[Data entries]

◆ ◆ ◆ ◆

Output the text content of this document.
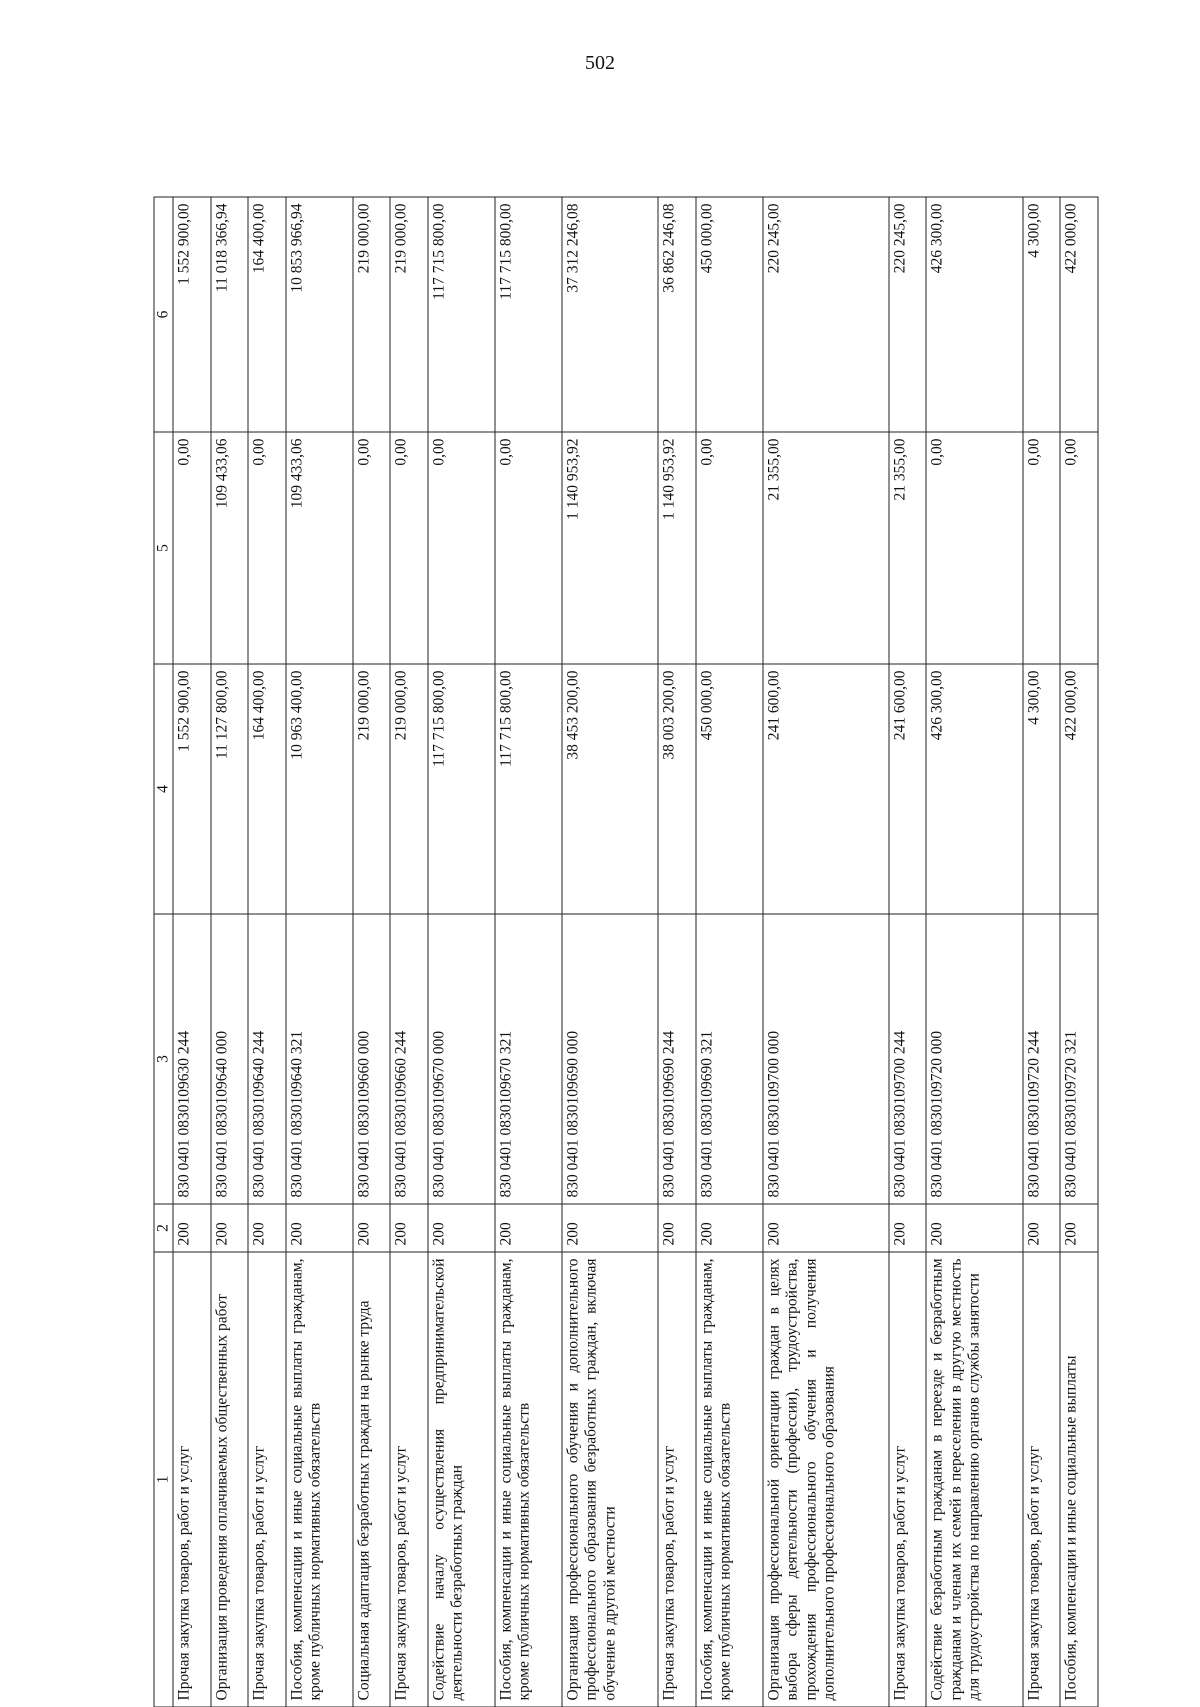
502
1	2	3	4	5	6
Прочая закупка товаров, работ и услуг	200	830 0401 0830109630 244	1 552 900,00	0,00	1 552 900,00
Организация проведения оплачиваемых общественных работ	200	830 0401 0830109640 000	11 127 800,00	109 433,06	11 018 366,94
Прочая закупка товаров, работ и услуг	200	830 0401 0830109640 244	164 400,00	0,00	164 400,00
Пособия, компенсации и иные социальные выплаты гражданам, кроме публичных нормативных обязательств	200	830 0401 0830109640 321	10 963 400,00	109 433,06	10 853 966,94
Социальная адаптация безработных граждан на рынке труда	200	830 0401 0830109660 000	219 000,00	0,00	219 000,00
Прочая закупка товаров, работ и услуг	200	830 0401 0830109660 244	219 000,00	0,00	219 000,00
Содействие началу осуществления предпринимательской деятельности безработных граждан	200	830 0401 0830109670 000	117 715 800,00	0,00	117 715 800,00
Пособия, компенсации и иные социальные выплаты гражданам, кроме публичных нормативных обязательств	200	830 0401 0830109670 321	117 715 800,00	0,00	117 715 800,00
Организация профессионального обучения и дополнительного профессионального образования безработных граждан, включая обучение в другой местности	200	830 0401 0830109690 000	38 453 200,00	1 140 953,92	37 312 246,08
Прочая закупка товаров, работ и услуг	200	830 0401 0830109690 244	38 003 200,00	1 140 953,92	36 862 246,08
Пособия, компенсации и иные социальные выплаты гражданам, кроме публичных нормативных обязательств	200	830 0401 0830109690 321	450 000,00	0,00	450 000,00
Организация профессиональной ориентации граждан в целях выбора сферы деятельности (профессии), трудоустройства, прохождения профессионального обучения и получения дополнительного профессионального образования	200	830 0401 0830109700 000	241 600,00	21 355,00	220 245,00
Прочая закупка товаров, работ и услуг	200	830 0401 0830109700 244	241 600,00	21 355,00	220 245,00
Содействие безработным гражданам в переезде и безработным гражданам и членам их семей в переселении в другую местность для трудоустройства по направлению органов службы занятости	200	830 0401 0830109720 000	426 300,00	0,00	426 300,00
Прочая закупка товаров, работ и услуг	200	830 0401 0830109720 244	4 300,00	0,00	4 300,00
Пособия, компенсации и иные социальные выплаты	200	830 0401 0830109720 321	422 000,00	0,00	422 000,00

◆ ◆ ◆ ◆

TASK INSTRUCTIONS: Extract every line from the records above that contains the word "профессионального".

ANSWER TO THE EXERCISE:
Организация профессионального обучения и дополнительного профессионального образования безработных граждан, включая обучение в другой местности	200	830 0401 0830109690 000	38 453 200,00	1 140 953,92	37 312 246,08
Организация профессиональной ориентации граждан в целях выбора сферы деятельности (профессии), трудоустройства, прохождения профессионального обучения и получения дополнительного профессионального образования	200	830 0401 0830109700 000	241 600,00	21 355,00	220 245,00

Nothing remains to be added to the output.